Each line below should be reproduced without any alteration.

Collection entries

++++

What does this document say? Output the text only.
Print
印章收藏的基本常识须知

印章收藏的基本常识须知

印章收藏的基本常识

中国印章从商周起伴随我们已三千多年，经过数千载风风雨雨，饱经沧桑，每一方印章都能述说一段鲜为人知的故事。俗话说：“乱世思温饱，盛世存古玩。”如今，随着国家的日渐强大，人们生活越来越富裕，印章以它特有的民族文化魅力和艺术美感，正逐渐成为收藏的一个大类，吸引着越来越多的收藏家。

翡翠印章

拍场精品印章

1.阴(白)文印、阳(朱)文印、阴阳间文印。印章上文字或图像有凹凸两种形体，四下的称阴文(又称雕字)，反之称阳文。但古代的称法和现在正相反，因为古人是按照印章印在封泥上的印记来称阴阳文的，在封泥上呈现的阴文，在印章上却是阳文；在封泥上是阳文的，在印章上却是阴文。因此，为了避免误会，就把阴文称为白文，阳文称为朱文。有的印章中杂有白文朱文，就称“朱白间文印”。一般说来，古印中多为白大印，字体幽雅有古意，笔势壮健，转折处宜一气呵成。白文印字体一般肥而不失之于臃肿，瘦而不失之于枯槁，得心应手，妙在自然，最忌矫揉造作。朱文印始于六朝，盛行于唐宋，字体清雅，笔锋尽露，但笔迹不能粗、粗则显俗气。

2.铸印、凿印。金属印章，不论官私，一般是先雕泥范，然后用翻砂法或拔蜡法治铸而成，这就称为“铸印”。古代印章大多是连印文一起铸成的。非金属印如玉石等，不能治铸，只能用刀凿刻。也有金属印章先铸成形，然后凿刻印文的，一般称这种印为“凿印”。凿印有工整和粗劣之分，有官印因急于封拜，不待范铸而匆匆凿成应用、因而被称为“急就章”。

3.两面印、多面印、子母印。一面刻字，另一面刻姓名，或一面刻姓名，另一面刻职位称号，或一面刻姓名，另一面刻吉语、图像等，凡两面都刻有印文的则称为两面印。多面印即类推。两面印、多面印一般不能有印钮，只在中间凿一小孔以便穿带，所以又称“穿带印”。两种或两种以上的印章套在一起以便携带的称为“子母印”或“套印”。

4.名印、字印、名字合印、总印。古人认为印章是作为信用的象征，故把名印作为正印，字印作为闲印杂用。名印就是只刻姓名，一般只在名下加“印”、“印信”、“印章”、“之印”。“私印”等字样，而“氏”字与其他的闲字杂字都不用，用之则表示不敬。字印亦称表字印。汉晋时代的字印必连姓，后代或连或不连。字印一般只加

++++

■ Final result:
What does this document say? Output the text only.
Print
印章收藏的基本常识须知

印章收藏的基本常识须知

印章收藏的基本常识

中国印章从商周起伴随我们已三千多年，经过数千载风风雨雨，饱经沧桑，每一方印章都能述说一段鲜为人知的故事。俗话说：“乱世思温饱，盛世存古玩。”如今，随着国家的日渐强大，人们生活越来越富裕，印章以它特有的民族文化魅力和艺术美感，正逐渐成为收藏的一个大类，吸引着越来越多的收藏家。

翡翠印章

拍场精品印章

1.阴(白)文印、阳(朱)文印、阴阳间文印。印章上文字或图像有凹凸两种形体，四下的称阴文(又称雕字)，反之称阳文。但古代的称法和现在正相反，因为古人是按照印章印在封泥上的印记来称阴阳文的，在封泥上呈现的阴文，在印章上却是阳文；在封泥上是阳文的，在印章上却是阴文。因此，为了避免误会，就把阴文称为白文，阳文称为朱文。有的印章中杂有白文朱文，就称“朱白间文印”。一般说来，古印中多为白大印，字体幽雅有古意，笔势壮健，转折处宜一气呵成。白文印字体一般肥而不失之于臃肿，瘦而不失之于枯槁，得心应手，妙在自然，最忌矫揉造作。朱文印始于六朝，盛行于唐宋，字体清雅，笔锋尽露，但笔迹不能粗、粗则显俗气。

2.铸印、凿印。金属印章，不论官私，一般是先雕泥范，然后用翻砂法或拔蜡法治铸而成，这就称为“铸印”。古代印章大多是连印文一起铸成的。非金属印如玉石等，不能治铸，只能用刀凿刻。也有金属印章先铸成形，然后凿刻印文的，一般称这种印为“凿印”。凿印有工整和粗劣之分，有官印因急于封拜，不待范铸而匆匆凿成应用、因而被称为“急就章”。

3.两面印、多面印、子母印。一面刻字，另一面刻姓名，或一面刻姓名，另一面刻职位称号，或一面刻姓名，另一面刻吉语、图像等，凡两面都刻有印文的则称为两面印。多面印即类推。两面印、多面印一般不能有印钮，只在中间凿一小孔以便穿带，所以又称“穿带印”。两种或两种以上的印章套在一起以便携带的称为“子母印”或“套印”。

4.名印、字印、名字合印、总印。古人认为印章是作为信用的象征，故把名印作为正印，字印作为闲印杂用。名印就是只刻姓名，一般只在名下加“印”、“印信”、“印章”、“之印”。“私印”等字样，而“氏”字与其他的闲字杂字都不用，用之则表示不敬。字印亦称表字印。汉晋时代的字印必连姓，后代或连或不连。字印一般只加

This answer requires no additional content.